• [DIRECTIONS FOR THIS TASK]:
Every record must be transcribed in its entirety, apart from the images, which are to be omitted.

==== EXERCISE MATERIAL

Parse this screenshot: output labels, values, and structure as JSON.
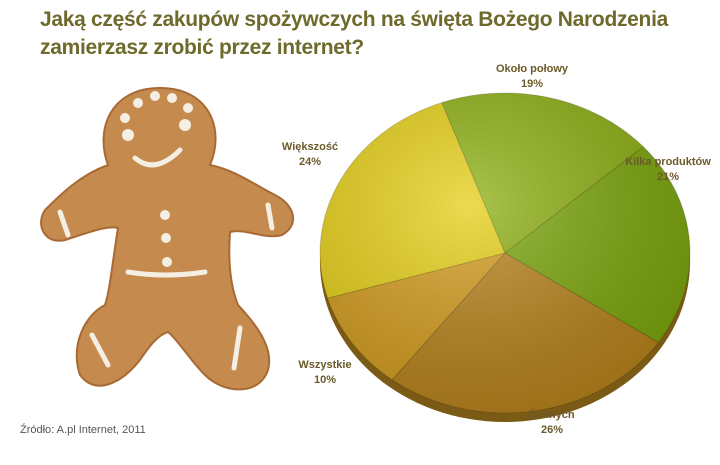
{
  "chart_data": {
    "type": "pie",
    "title": "Jaką część zakupów spożywczych na święta Bożego Narodzenia zamierzasz zrobić przez internet?",
    "categories": [
      "Około połowy",
      "Kilka produktów",
      "Żadnych",
      "Wszystkie",
      "Większość"
    ],
    "values": [
      19,
      21,
      26,
      10,
      24
    ],
    "value_labels": [
      "19%",
      "21%",
      "26%",
      "10%",
      "24%"
    ],
    "colors": [
      "#8eb012",
      "#7ca70c",
      "#b9841c",
      "#d49c1e",
      "#e6cf16"
    ],
    "source": "Źródło: A.pl Internet, 2011"
  }
}
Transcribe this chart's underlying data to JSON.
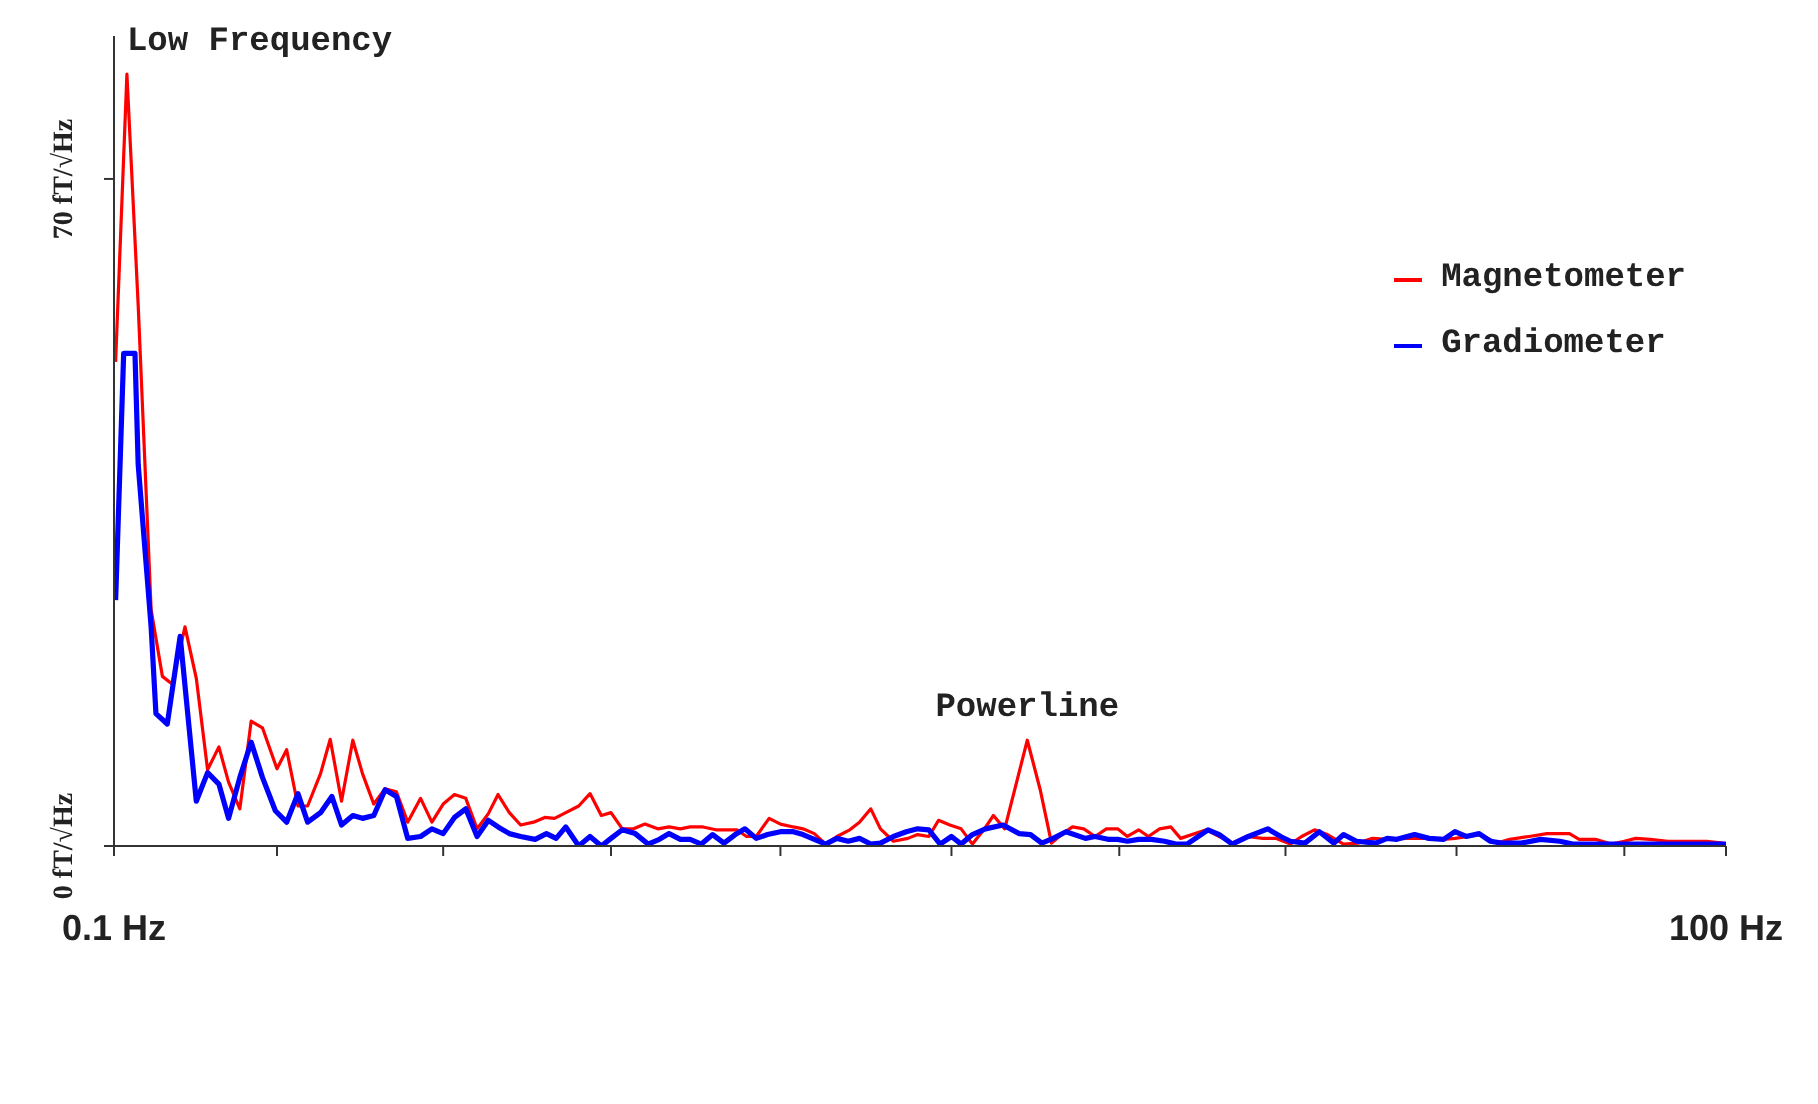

========

• [CORRECT RESULT]:
Parse this screenshot: output labels, values, and structure as JSON.
{
  "chart_data": {
    "type": "pie",
    "title": "Jaką część zakupów spożywczych na święta Bożego Narodzenia zamierzasz zrobić przez internet?",
    "categories": [
      "Około połowy",
      "Kilka produktów",
      "Żadnych",
      "Wszystkie",
      "Większość"
    ],
    "values": [
      19,
      21,
      26,
      10,
      24
    ],
    "value_labels": [
      "19%",
      "21%",
      "26%",
      "10%",
      "24%"
    ],
    "colors": [
      "#8eb012",
      "#7ca70c",
      "#b9841c",
      "#d49c1e",
      "#e6cf16"
    ],
    "source": "Źródło: A.pl Internet, 2011"
  }
}
Transcribe this chart's underlying data to JSON.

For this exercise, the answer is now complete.